## Material for this exercise
_ _ _ _ _ _ _

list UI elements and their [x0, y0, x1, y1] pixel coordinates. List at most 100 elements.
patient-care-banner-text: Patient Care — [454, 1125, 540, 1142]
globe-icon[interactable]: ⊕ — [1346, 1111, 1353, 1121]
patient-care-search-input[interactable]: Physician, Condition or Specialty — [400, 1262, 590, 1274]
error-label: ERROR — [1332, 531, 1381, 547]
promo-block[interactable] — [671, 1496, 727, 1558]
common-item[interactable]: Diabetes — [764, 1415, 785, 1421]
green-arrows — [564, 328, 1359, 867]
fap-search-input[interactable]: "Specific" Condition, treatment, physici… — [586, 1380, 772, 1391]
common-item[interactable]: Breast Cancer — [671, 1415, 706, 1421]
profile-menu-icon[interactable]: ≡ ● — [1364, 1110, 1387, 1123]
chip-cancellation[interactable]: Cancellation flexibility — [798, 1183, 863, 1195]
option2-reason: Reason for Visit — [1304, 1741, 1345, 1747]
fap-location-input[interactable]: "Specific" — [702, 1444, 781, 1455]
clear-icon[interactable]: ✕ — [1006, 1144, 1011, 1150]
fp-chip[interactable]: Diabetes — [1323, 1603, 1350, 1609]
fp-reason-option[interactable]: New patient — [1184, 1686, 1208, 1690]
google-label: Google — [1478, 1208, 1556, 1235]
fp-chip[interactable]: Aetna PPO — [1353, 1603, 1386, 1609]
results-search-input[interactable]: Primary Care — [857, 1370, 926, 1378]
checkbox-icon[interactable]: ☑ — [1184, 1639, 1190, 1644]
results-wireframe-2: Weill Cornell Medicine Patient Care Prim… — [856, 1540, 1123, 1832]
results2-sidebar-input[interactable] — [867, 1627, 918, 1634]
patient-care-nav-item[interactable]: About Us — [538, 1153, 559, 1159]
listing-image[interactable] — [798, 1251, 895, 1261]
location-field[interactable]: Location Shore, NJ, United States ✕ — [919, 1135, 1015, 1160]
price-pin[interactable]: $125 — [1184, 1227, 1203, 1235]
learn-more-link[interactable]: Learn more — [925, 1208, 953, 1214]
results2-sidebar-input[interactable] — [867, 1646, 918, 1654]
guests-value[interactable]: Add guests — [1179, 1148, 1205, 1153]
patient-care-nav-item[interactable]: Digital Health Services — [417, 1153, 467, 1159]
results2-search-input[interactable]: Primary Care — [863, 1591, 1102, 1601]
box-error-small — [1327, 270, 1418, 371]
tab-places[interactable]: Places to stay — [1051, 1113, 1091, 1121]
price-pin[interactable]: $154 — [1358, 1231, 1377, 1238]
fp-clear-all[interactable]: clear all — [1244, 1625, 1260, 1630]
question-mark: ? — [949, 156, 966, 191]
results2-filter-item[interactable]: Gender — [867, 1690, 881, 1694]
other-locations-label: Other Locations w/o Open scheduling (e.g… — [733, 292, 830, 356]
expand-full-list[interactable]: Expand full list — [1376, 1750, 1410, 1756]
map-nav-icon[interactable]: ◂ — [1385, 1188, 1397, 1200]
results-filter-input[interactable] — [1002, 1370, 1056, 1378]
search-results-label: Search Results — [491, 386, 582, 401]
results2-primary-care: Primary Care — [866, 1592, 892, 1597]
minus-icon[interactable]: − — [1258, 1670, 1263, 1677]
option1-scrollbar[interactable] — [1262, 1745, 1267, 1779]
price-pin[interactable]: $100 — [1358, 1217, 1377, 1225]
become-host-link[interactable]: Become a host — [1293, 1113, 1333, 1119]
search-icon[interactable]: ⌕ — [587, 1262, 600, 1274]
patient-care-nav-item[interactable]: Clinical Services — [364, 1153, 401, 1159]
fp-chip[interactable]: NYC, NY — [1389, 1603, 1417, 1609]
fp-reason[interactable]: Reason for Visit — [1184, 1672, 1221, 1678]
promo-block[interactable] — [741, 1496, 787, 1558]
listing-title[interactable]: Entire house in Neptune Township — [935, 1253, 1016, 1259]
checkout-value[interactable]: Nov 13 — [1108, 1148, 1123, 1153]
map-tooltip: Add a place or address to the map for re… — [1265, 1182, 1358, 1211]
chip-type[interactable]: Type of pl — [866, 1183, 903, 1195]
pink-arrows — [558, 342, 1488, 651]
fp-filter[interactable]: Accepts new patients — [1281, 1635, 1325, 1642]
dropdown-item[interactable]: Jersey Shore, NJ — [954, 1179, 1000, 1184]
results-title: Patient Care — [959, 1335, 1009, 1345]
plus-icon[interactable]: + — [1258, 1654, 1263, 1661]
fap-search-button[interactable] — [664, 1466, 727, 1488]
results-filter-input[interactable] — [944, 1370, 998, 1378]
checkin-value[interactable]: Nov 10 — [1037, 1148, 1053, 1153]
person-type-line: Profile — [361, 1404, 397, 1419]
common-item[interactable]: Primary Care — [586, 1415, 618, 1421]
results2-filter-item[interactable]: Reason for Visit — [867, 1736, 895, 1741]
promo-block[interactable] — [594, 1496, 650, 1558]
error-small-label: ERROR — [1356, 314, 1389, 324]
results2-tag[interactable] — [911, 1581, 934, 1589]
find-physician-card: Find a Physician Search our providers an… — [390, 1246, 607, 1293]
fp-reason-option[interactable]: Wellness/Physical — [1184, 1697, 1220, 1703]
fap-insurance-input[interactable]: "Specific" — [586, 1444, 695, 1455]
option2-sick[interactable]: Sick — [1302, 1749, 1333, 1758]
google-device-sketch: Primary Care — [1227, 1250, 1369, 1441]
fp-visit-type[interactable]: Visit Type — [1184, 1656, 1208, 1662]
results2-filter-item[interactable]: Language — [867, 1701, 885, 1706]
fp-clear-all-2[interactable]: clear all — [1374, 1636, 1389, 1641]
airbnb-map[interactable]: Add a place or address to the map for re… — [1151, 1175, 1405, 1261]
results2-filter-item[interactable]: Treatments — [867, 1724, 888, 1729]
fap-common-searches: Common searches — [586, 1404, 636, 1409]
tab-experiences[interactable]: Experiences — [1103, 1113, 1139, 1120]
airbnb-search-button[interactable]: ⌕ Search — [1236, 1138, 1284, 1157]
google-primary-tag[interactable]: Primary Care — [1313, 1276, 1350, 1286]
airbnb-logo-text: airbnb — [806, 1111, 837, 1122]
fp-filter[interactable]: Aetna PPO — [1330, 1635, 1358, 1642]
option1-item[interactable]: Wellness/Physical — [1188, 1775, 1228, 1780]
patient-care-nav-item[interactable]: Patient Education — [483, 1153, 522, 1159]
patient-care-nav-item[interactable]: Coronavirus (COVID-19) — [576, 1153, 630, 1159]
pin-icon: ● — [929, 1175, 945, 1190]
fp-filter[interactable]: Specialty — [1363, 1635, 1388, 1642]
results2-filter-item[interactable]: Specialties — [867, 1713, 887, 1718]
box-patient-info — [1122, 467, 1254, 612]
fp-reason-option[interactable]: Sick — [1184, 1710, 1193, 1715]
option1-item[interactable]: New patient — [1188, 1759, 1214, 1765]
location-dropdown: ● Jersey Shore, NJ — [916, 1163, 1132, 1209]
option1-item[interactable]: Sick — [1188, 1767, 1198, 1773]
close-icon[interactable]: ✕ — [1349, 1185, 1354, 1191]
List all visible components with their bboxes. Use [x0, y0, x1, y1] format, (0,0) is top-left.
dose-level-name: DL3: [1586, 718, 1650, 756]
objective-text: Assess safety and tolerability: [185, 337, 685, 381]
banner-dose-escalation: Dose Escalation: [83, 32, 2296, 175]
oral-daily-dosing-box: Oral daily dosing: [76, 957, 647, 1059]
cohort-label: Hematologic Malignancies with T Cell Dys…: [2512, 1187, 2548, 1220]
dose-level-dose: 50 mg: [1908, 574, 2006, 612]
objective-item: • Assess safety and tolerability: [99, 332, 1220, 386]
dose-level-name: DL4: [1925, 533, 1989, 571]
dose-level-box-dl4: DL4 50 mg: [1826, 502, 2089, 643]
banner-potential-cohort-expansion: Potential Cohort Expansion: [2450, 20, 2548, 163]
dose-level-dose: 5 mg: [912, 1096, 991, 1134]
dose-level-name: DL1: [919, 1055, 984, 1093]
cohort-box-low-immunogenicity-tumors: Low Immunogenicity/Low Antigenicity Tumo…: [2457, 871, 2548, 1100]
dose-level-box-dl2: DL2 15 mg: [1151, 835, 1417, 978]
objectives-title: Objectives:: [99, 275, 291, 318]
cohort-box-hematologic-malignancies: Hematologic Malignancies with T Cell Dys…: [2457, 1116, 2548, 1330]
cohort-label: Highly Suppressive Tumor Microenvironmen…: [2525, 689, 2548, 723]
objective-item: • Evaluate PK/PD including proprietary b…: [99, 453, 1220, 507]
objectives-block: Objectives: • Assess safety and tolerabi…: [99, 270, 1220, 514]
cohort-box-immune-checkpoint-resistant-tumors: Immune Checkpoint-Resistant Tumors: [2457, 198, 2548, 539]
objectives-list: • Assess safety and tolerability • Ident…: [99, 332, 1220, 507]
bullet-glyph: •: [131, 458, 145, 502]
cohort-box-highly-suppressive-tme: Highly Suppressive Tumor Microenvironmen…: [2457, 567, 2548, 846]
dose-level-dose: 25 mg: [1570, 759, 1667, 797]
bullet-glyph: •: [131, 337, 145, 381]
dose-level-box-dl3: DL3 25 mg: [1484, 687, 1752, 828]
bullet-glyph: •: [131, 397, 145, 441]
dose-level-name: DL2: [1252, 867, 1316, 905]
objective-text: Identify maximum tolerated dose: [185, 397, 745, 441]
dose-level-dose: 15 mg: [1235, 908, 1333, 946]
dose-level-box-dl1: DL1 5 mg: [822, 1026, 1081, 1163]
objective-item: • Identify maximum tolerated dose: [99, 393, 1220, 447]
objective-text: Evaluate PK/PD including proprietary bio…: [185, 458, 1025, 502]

_ _ _ _ _ _ _

## Work order
Gather from the data above every line with the string "common".

## Answer section
common-item[interactable]: Diabetes — [764, 1415, 785, 1421]
common-item[interactable]: Breast Cancer — [671, 1415, 706, 1421]
common-item[interactable]: Primary Care — [586, 1415, 618, 1421]
fap-common-searches: Common searches — [586, 1404, 636, 1409]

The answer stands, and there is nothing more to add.